▶ _To do_: Locate and copy each line in the data that contains the word "только".

* BEGIN Provided material *

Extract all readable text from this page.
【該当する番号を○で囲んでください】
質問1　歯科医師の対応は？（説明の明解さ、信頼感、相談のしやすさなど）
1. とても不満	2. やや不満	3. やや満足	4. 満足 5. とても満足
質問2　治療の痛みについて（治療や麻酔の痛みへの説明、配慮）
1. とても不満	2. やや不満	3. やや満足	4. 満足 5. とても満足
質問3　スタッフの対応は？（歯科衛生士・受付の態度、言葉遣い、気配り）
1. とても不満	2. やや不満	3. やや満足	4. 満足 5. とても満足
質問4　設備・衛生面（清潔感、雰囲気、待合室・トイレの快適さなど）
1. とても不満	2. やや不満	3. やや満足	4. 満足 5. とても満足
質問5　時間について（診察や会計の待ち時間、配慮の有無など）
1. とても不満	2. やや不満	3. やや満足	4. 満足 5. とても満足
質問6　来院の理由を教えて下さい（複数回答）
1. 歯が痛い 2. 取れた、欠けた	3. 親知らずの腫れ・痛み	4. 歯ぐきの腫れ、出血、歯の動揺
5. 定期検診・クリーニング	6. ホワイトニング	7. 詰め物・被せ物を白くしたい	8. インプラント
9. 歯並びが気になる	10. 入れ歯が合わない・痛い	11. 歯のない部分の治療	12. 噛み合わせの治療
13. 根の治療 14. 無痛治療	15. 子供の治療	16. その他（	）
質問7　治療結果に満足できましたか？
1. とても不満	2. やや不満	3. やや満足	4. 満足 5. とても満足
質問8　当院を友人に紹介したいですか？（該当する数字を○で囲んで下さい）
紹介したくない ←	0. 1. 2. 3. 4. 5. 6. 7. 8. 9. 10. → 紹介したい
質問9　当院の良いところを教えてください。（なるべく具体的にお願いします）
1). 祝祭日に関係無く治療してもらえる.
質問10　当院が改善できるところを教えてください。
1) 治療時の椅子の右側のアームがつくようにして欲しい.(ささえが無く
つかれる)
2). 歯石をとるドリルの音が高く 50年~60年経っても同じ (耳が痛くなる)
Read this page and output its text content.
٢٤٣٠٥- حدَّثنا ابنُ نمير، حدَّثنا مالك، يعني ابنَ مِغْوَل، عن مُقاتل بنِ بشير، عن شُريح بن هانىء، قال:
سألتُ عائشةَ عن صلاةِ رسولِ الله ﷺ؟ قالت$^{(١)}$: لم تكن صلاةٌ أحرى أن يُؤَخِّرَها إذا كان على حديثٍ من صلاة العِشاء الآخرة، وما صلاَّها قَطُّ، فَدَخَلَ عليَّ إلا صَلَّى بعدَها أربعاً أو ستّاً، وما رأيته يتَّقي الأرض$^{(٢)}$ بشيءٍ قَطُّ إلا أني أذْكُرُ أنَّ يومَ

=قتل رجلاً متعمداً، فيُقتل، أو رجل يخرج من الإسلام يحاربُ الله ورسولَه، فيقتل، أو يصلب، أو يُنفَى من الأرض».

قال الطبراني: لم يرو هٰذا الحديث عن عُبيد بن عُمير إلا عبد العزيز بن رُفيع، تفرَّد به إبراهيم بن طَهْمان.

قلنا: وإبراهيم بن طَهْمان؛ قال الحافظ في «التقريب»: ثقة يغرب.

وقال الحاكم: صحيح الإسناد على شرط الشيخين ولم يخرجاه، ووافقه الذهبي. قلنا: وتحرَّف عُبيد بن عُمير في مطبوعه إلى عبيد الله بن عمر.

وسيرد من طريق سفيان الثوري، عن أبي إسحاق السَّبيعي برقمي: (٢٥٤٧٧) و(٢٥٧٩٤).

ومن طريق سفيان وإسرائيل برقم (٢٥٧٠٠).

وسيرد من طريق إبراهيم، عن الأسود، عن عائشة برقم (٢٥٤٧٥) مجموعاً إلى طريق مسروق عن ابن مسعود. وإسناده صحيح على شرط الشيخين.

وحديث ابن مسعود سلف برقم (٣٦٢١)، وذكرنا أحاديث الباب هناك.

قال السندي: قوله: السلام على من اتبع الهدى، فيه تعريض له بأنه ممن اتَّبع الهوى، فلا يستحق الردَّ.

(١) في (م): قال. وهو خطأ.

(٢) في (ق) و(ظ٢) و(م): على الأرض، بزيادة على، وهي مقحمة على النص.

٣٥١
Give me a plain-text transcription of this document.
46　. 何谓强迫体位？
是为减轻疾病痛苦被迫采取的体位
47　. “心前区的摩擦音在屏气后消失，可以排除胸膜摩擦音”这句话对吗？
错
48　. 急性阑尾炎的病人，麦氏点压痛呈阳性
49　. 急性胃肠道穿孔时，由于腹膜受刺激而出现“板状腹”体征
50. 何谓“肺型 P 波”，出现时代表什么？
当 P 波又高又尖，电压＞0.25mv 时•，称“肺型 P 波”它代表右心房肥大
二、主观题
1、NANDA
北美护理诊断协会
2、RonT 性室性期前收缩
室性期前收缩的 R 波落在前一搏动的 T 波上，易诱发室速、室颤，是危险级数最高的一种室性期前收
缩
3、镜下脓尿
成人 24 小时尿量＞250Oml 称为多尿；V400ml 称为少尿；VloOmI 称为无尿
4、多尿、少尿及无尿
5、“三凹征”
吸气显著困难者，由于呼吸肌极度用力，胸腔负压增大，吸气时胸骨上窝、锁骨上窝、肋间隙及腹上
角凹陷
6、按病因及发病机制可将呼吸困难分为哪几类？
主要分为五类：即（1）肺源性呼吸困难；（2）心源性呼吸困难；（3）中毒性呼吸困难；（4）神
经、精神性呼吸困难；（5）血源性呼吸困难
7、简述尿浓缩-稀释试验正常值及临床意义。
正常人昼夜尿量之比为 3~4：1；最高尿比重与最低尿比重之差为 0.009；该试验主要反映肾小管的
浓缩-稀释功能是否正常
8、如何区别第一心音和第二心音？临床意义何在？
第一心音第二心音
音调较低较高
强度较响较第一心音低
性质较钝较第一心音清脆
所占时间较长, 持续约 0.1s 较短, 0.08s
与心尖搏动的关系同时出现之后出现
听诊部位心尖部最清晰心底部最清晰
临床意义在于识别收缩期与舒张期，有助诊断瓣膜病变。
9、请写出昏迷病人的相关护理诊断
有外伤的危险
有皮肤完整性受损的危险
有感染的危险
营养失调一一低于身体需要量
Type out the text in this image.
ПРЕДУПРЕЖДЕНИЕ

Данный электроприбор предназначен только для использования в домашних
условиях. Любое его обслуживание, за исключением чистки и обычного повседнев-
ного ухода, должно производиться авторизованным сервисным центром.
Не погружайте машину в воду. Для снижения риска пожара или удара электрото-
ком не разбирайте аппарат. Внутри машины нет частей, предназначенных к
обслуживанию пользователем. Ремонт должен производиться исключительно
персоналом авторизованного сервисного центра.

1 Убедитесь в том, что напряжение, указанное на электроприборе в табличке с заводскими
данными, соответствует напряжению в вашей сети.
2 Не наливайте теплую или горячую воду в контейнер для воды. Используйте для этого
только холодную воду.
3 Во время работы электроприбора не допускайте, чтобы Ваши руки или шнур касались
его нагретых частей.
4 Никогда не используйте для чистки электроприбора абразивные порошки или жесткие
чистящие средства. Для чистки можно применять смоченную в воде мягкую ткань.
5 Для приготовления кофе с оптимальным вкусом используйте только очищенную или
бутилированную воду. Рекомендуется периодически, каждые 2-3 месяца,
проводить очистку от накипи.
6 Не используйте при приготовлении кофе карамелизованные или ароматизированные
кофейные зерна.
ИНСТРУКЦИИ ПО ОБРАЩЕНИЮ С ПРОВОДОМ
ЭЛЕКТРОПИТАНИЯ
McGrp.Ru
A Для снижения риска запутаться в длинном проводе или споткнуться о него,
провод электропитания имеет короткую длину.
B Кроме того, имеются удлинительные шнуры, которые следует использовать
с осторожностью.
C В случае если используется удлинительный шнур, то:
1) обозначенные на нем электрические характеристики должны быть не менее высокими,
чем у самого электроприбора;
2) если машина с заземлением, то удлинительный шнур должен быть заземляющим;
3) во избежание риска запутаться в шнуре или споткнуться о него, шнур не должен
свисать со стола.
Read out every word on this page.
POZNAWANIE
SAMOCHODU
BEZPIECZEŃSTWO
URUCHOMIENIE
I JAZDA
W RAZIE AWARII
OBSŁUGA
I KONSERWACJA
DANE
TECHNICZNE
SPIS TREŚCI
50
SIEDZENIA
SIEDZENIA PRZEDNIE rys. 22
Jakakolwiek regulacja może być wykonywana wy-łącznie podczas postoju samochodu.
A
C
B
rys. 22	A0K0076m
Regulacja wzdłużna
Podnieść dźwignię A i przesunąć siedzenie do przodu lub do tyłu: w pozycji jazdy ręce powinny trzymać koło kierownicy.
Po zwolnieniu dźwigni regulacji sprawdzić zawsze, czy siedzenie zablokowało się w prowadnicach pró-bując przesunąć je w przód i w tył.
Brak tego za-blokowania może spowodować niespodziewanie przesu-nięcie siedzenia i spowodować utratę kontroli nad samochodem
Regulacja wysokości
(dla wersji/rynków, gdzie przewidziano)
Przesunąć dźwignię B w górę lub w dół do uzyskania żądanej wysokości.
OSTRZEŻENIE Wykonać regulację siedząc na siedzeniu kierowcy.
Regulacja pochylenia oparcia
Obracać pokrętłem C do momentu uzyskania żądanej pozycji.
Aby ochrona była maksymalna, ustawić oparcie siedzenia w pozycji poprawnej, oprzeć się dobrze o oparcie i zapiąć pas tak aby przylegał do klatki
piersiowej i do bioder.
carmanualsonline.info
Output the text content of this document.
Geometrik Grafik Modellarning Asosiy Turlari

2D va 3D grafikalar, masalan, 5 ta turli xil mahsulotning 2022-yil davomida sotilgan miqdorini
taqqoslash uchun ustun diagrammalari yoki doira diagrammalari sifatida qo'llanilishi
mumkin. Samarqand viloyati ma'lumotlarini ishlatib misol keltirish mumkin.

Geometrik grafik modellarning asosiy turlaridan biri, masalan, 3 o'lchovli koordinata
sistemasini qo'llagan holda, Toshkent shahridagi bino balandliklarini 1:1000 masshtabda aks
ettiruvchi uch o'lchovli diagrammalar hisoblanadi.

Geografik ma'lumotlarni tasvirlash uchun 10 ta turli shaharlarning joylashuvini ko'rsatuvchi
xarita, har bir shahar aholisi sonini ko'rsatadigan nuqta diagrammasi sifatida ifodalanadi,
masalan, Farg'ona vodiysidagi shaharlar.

* END Provided material *

▶ _Result for this exercise_:
Данный электроприбор предназначен только для использования в домашних
только холодную воду.
5 Для приготовления кофе с оптимальным вкусом используйте только очищенную или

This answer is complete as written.